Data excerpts

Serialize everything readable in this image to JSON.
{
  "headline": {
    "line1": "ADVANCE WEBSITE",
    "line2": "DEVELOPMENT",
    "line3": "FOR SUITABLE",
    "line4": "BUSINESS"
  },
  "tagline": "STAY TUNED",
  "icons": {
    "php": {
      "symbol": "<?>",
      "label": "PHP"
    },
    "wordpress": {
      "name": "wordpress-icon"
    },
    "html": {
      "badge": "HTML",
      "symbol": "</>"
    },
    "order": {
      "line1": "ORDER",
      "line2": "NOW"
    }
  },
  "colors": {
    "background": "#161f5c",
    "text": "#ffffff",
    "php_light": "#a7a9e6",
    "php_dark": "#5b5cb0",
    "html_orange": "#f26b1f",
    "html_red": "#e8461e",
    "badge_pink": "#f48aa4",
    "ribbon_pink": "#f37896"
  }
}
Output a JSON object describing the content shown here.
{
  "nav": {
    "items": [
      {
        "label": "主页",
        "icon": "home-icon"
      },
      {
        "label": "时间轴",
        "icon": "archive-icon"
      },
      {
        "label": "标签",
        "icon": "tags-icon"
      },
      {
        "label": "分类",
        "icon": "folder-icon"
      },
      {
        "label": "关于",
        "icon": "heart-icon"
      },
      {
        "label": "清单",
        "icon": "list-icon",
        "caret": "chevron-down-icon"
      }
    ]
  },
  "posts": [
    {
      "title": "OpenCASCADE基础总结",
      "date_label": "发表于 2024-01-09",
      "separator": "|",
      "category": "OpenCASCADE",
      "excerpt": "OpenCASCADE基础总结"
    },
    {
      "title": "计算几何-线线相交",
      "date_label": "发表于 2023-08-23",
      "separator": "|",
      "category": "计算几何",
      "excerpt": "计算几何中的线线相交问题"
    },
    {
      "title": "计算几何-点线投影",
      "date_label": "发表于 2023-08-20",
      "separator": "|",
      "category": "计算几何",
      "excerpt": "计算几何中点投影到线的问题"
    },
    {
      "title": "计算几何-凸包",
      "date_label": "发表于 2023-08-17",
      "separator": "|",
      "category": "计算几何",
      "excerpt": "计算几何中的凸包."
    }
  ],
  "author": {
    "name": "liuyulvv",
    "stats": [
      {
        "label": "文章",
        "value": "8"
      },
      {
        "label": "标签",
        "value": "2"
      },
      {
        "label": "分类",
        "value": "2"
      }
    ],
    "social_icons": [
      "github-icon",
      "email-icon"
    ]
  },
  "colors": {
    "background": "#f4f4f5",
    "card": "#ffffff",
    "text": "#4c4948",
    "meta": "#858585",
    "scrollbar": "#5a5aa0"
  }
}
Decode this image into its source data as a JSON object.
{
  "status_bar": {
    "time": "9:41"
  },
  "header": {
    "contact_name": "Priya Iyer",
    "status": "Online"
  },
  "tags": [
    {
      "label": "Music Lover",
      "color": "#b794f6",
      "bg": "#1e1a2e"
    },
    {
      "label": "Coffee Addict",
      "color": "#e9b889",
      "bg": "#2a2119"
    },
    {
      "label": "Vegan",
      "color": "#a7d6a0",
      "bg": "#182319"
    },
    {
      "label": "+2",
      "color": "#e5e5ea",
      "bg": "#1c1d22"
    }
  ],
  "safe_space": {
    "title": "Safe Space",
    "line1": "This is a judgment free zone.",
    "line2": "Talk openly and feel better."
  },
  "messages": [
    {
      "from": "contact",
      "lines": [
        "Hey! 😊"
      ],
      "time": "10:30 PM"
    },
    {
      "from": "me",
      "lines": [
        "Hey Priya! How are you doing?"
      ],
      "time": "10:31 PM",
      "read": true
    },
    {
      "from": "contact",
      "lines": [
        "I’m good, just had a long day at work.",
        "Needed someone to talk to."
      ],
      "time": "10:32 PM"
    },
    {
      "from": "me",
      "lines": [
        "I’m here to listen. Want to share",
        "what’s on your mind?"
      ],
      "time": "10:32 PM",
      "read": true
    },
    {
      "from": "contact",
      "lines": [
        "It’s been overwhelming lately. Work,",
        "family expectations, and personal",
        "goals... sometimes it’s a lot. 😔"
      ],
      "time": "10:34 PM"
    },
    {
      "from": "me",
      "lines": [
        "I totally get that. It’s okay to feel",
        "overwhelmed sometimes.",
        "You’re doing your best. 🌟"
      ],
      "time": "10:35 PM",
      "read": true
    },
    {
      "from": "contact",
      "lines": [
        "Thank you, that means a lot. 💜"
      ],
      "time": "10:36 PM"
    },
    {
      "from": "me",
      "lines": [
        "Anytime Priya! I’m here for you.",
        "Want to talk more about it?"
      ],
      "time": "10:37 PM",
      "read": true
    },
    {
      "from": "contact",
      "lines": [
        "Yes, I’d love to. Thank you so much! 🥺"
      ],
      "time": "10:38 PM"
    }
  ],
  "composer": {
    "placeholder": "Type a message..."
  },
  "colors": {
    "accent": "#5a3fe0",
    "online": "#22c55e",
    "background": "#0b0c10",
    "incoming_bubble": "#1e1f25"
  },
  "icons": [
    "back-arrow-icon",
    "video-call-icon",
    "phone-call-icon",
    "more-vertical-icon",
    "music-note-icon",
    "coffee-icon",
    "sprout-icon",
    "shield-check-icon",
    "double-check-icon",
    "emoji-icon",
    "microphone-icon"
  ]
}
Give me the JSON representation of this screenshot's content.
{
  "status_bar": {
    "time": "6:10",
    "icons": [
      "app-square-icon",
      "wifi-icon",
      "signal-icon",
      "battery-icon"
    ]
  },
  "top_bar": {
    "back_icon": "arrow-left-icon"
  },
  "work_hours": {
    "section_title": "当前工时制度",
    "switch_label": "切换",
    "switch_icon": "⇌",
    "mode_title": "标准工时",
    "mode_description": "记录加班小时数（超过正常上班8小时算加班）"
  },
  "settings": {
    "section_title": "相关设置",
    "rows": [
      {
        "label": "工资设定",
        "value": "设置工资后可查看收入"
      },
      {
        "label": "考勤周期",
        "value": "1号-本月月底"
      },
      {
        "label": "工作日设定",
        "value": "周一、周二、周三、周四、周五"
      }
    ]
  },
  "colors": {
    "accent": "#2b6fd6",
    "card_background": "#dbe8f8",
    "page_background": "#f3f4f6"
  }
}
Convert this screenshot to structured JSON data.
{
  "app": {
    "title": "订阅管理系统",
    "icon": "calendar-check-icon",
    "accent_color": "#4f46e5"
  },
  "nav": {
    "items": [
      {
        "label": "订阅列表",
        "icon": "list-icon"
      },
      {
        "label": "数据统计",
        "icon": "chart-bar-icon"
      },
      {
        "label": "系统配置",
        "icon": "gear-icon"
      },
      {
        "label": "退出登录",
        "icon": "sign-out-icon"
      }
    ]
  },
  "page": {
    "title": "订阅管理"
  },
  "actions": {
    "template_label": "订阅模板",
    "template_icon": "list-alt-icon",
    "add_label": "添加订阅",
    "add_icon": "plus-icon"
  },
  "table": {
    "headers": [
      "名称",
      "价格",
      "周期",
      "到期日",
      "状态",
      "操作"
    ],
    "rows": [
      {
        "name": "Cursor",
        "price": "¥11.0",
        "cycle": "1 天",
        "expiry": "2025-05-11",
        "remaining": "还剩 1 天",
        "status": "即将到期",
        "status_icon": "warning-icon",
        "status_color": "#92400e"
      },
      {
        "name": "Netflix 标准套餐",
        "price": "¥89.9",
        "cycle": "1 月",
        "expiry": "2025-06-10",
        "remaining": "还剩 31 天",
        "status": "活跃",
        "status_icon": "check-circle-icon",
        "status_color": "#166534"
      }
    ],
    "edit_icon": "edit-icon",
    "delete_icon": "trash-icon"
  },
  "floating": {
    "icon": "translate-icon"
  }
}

■ TASK INSTRUCTIONS
Show every line from the listing above in which the string "OpenCASCADE基础总结" appears.

■ EXERCISE ANSWER
      "title": "OpenCASCADE基础总结",
      "excerpt": "OpenCASCADE基础总结"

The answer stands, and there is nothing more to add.